- [Entries supplied]:
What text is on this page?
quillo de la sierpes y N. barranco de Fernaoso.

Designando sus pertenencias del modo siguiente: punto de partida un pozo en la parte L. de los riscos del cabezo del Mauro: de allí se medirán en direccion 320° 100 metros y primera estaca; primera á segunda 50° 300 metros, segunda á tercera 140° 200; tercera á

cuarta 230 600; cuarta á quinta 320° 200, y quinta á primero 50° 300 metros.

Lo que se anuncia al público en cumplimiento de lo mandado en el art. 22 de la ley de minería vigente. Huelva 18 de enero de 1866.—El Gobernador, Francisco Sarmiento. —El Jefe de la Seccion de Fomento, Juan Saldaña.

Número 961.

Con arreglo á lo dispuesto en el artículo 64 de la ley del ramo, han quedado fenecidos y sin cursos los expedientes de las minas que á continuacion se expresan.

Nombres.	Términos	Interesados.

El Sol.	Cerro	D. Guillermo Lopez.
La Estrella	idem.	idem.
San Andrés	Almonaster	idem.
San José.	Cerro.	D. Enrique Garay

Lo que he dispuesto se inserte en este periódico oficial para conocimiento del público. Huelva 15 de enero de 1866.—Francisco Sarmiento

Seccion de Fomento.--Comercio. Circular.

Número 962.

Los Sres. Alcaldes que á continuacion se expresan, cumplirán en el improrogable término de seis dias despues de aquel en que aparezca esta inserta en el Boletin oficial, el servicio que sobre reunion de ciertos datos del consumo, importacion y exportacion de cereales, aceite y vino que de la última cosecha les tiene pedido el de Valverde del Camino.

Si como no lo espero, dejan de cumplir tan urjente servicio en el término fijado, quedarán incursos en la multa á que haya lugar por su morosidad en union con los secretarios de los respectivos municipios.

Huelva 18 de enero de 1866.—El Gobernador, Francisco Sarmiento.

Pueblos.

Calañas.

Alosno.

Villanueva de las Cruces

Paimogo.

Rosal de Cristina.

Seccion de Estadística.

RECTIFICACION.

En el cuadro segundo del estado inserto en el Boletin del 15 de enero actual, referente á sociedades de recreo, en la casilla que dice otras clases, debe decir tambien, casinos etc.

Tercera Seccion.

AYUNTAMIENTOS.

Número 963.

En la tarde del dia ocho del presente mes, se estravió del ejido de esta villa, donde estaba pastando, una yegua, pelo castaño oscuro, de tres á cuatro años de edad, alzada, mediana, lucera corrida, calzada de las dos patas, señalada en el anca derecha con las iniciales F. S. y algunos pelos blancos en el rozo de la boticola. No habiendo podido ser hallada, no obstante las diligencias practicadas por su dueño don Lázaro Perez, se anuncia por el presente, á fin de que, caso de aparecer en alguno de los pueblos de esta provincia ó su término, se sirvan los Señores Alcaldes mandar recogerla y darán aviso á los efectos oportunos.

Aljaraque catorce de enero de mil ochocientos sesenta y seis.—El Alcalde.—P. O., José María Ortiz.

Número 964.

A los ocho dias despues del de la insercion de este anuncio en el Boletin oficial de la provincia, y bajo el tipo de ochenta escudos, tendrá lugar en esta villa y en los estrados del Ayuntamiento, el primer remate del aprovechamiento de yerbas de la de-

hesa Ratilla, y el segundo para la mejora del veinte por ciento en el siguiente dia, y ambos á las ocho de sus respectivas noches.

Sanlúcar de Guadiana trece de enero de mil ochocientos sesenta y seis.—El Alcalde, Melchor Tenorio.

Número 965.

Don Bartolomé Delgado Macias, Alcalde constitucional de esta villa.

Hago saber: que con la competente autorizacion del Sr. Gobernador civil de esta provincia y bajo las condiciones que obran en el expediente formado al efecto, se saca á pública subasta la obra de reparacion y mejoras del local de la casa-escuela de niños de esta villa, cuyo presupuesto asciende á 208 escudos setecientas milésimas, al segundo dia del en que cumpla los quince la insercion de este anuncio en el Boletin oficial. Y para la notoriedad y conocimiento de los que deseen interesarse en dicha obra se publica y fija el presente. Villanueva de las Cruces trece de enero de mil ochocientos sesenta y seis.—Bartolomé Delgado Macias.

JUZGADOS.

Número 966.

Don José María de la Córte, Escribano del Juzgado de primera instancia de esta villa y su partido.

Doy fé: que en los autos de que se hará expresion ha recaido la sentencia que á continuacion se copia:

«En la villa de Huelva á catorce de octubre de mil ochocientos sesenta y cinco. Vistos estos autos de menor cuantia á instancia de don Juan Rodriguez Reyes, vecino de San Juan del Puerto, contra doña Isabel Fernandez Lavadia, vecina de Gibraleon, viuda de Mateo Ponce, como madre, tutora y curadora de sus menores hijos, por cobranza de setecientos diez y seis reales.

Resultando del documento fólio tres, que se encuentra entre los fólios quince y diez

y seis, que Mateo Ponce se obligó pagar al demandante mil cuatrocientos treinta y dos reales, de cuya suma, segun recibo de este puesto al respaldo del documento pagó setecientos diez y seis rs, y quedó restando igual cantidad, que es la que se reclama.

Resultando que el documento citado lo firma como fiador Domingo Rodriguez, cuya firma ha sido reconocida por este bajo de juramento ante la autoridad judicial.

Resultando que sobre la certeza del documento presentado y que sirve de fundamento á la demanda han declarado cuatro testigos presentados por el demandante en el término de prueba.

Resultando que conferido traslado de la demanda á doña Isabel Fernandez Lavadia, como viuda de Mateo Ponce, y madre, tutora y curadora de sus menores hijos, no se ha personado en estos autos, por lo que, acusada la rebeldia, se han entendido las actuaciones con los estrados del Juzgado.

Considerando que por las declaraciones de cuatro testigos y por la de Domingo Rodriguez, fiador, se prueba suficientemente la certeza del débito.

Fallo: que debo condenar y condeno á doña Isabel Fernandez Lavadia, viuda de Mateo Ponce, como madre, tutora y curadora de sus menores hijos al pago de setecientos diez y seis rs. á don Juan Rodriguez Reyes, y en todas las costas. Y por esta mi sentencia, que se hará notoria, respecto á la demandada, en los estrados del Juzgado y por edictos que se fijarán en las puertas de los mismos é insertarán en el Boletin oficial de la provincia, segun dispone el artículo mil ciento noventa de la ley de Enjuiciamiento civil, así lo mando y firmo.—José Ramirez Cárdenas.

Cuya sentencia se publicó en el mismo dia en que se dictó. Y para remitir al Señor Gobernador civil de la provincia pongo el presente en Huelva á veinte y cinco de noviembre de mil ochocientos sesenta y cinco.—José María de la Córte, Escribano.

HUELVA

- [Task details]: Retype every entry above, word for word.

- [Reply to the task]:
What text is on this page?
quillo de la sierpes y N. barranco de Fernaoso.

Designando sus pertenencias del modo siguiente: punto de partida un pozo en la parte L. de los riscos del cabezo del Mauro: de allí se medirán en direccion 320° 100 metros y primera estaca; primera á segunda 50° 300 metros, segunda á tercera 140° 200; tercera á

cuarta 230 600; cuarta á quinta 320° 200, y quinta á primero 50° 300 metros.

Lo que se anuncia al público en cumplimiento de lo mandado en el art. 22 de la ley de minería vigente. Huelva 18 de enero de 1866.—El Gobernador, Francisco Sarmiento. —El Jefe de la Seccion de Fomento, Juan Saldaña.

Número 961.

Con arreglo á lo dispuesto en el artículo 64 de la ley del ramo, han quedado fenecidos y sin cursos los expedientes de las minas que á continuacion se expresan.

Nombres.	Términos	Interesados.

El Sol.	Cerro	D. Guillermo Lopez.
La Estrella	idem.	idem.
San Andrés	Almonaster	idem.
San José.	Cerro.	D. Enrique Garay

Lo que he dispuesto se inserte en este periódico oficial para conocimiento del público. Huelva 15 de enero de 1866.—Francisco Sarmiento

Seccion de Fomento.--Comercio. Circular.

Número 962.

Los Sres. Alcaldes que á continuacion se expresan, cumplirán en el improrogable término de seis dias despues de aquel en que aparezca esta inserta en el Boletin oficial, el servicio que sobre reunion de ciertos datos del consumo, importacion y exportacion de cereales, aceite y vino que de la última cosecha les tiene pedido el de Valverde del Camino.

Si como no lo espero, dejan de cumplir tan urjente servicio en el término fijado, quedarán incursos en la multa á que haya lugar por su morosidad en union con los secretarios de los respectivos municipios.

Huelva 18 de enero de 1866.—El Gobernador, Francisco Sarmiento.

Pueblos.

Calañas.

Alosno.

Villanueva de las Cruces

Paimogo.

Rosal de Cristina.

Seccion de Estadística.

RECTIFICACION.

En el cuadro segundo del estado inserto en el Boletin del 15 de enero actual, referente á sociedades de recreo, en la casilla que dice otras clases, debe decir tambien, casinos etc.

Tercera Seccion.

AYUNTAMIENTOS.

Número 963.

En la tarde del dia ocho del presente mes, se estravió del ejido de esta villa, donde estaba pastando, una yegua, pelo castaño oscuro, de tres á cuatro años de edad, alzada, mediana, lucera corrida, calzada de las dos patas, señalada en el anca derecha con las iniciales F. S. y algunos pelos blancos en el rozo de la boticola. No habiendo podido ser hallada, no obstante las diligencias practicadas por su dueño don Lázaro Perez, se anuncia por el presente, á fin de que, caso de aparecer en alguno de los pueblos de esta provincia ó su término, se sirvan los Señores Alcaldes mandar recogerla y darán aviso á los efectos oportunos.

Aljaraque catorce de enero de mil ochocientos sesenta y seis.—El Alcalde.—P. O., José María Ortiz.

Número 964.

A los ocho dias despues del de la insercion de este anuncio en el Boletin oficial de la provincia, y bajo el tipo de ochenta escudos, tendrá lugar en esta villa y en los estrados del Ayuntamiento, el primer remate del aprovechamiento de yerbas de la de-

hesa Ratilla, y el segundo para la mejora del veinte por ciento en el siguiente dia, y ambos á las ocho de sus respectivas noches.

Sanlúcar de Guadiana trece de enero de mil ochocientos sesenta y seis.—El Alcalde, Melchor Tenorio.

Número 965.

Don Bartolomé Delgado Macias, Alcalde constitucional de esta villa.

Hago saber: que con la competente autorizacion del Sr. Gobernador civil de esta provincia y bajo las condiciones que obran en el expediente formado al efecto, se saca á pública subasta la obra de reparacion y mejoras del local de la casa-escuela de niños de esta villa, cuyo presupuesto asciende á 208 escudos setecientas milésimas, al segundo dia del en que cumpla los quince la insercion de este anuncio en el Boletin oficial. Y para la notoriedad y conocimiento de los que deseen interesarse en dicha obra se publica y fija el presente. Villanueva de las Cruces trece de enero de mil ochocientos sesenta y seis.—Bartolomé Delgado Macias.

JUZGADOS.

Número 966.

Don José María de la Córte, Escribano del Juzgado de primera instancia de esta villa y su partido.

Doy fé: que en los autos de que se hará expresion ha recaido la sentencia que á continuacion se copia:

«En la villa de Huelva á catorce de octubre de mil ochocientos sesenta y cinco. Vistos estos autos de menor cuantia á instancia de don Juan Rodriguez Reyes, vecino de San Juan del Puerto, contra doña Isabel Fernandez Lavadia, vecina de Gibraleon, viuda de Mateo Ponce, como madre, tutora y curadora de sus menores hijos, por cobranza de setecientos diez y seis reales.

Resultando del documento fólio tres, que se encuentra entre los fólios quince y diez

y seis, que Mateo Ponce se obligó pagar al demandante mil cuatrocientos treinta y dos reales, de cuya suma, segun recibo de este puesto al respaldo del documento pagó setecientos diez y seis rs, y quedó restando igual cantidad, que es la que se reclama.

Resultando que el documento citado lo firma como fiador Domingo Rodriguez, cuya firma ha sido reconocida por este bajo de juramento ante la autoridad judicial.

Resultando que sobre la certeza del documento presentado y que sirve de fundamento á la demanda han declarado cuatro testigos presentados por el demandante en el término de prueba.

Resultando que conferido traslado de la demanda á doña Isabel Fernandez Lavadia, como viuda de Mateo Ponce, y madre, tutora y curadora de sus menores hijos, no se ha personado en estos autos, por lo que, acusada la rebeldia, se han entendido las actuaciones con los estrados del Juzgado.

Considerando que por las declaraciones de cuatro testigos y por la de Domingo Rodriguez, fiador, se prueba suficientemente la certeza del débito.

Fallo: que debo condenar y condeno á doña Isabel Fernandez Lavadia, viuda de Mateo Ponce, como madre, tutora y curadora de sus menores hijos al pago de setecientos diez y seis rs. á don Juan Rodriguez Reyes, y en todas las costas. Y por esta mi sentencia, que se hará notoria, respecto á la demandada, en los estrados del Juzgado y por edictos que se fijarán en las puertas de los mismos é insertarán en el Boletin oficial de la provincia, segun dispone el artículo mil ciento noventa de la ley de Enjuiciamiento civil, así lo mando y firmo.—José Ramirez Cárdenas.

Cuya sentencia se publicó en el mismo dia en que se dictó. Y para remitir al Señor Gobernador civil de la provincia pongo el presente en Huelva á veinte y cinco de noviembre de mil ochocientos sesenta y cinco.—José María de la Córte, Escribano.

HUELVA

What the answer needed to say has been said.